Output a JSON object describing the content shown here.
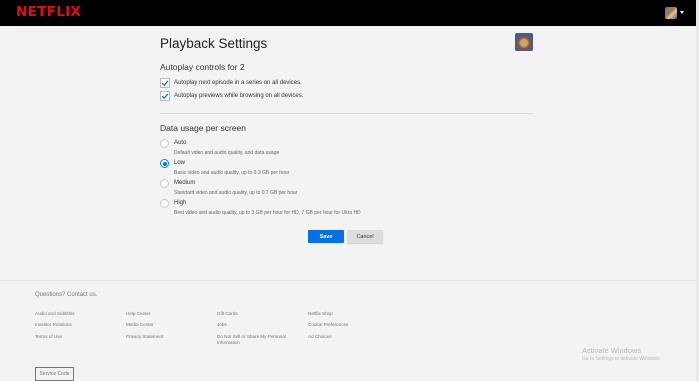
{
  "header": {
    "logo_text": "NETFLIX",
    "brand_color": "#e50914"
  },
  "main": {
    "title": "Playback Settings",
    "autoplay": {
      "heading": "Autoplay controls for 2",
      "options": [
        {
          "label": "Autoplay next episode in a series on all devices.",
          "checked": true
        },
        {
          "label": "Autoplay previews while browsing on all devices.",
          "checked": true
        }
      ]
    },
    "data_usage": {
      "heading": "Data usage per screen",
      "options": [
        {
          "label": "Auto",
          "description": "Default video and audio quality, and data usage",
          "selected": false
        },
        {
          "label": "Low",
          "description": "Basic video and audio quality, up to 0.3 GB per hour",
          "selected": true
        },
        {
          "label": "Medium",
          "description": "Standard video and audio quality, up to 0.7 GB per hour",
          "selected": false
        },
        {
          "label": "High",
          "description": "Best video and audio quality, up to 3 GB per hour for HD, 7 GB per hour for Ultra HD",
          "selected": false
        }
      ]
    },
    "buttons": {
      "save": "Save",
      "cancel": "Cancel"
    },
    "accent_color": "#0071eb"
  },
  "footer": {
    "contact": "Questions? Contact us.",
    "links": [
      "Audio and Subtitles",
      "Help Center",
      "Gift Cards",
      "Netflix Shop",
      "Investor Relations",
      "Media Center",
      "Jobs",
      "Cookie Preferences",
      "Terms of Use",
      "Privacy Statement",
      "Do Not Sell or Share My Personal Information",
      "Ad Choices"
    ],
    "service_code": "Service Code"
  },
  "watermark": {
    "line1": "Activate Windows",
    "line2": "Go to Settings to activate Windows."
  }
}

● What you have to do: Copy the listing word for word, excluding its pictures.

● Solution:
Output a JSON object describing the content shown here.
{
  "header": {
    "logo_text": "NETFLIX",
    "brand_color": "#e50914"
  },
  "main": {
    "title": "Playback Settings",
    "autoplay": {
      "heading": "Autoplay controls for 2",
      "options": [
        {
          "label": "Autoplay next episode in a series on all devices.",
          "checked": true
        },
        {
          "label": "Autoplay previews while browsing on all devices.",
          "checked": true
        }
      ]
    },
    "data_usage": {
      "heading": "Data usage per screen",
      "options": [
        {
          "label": "Auto",
          "description": "Default video and audio quality, and data usage",
          "selected": false
        },
        {
          "label": "Low",
          "description": "Basic video and audio quality, up to 0.3 GB per hour",
          "selected": true
        },
        {
          "label": "Medium",
          "description": "Standard video and audio quality, up to 0.7 GB per hour",
          "selected": false
        },
        {
          "label": "High",
          "description": "Best video and audio quality, up to 3 GB per hour for HD, 7 GB per hour for Ultra HD",
          "selected": false
        }
      ]
    },
    "buttons": {
      "save": "Save",
      "cancel": "Cancel"
    },
    "accent_color": "#0071eb"
  },
  "footer": {
    "contact": "Questions? Contact us.",
    "links": [
      "Audio and Subtitles",
      "Help Center",
      "Gift Cards",
      "Netflix Shop",
      "Investor Relations",
      "Media Center",
      "Jobs",
      "Cookie Preferences",
      "Terms of Use",
      "Privacy Statement",
      "Do Not Sell or Share My Personal Information",
      "Ad Choices"
    ],
    "service_code": "Service Code"
  },
  "watermark": {
    "line1": "Activate Windows",
    "line2": "Go to Settings to activate Windows."
  }
}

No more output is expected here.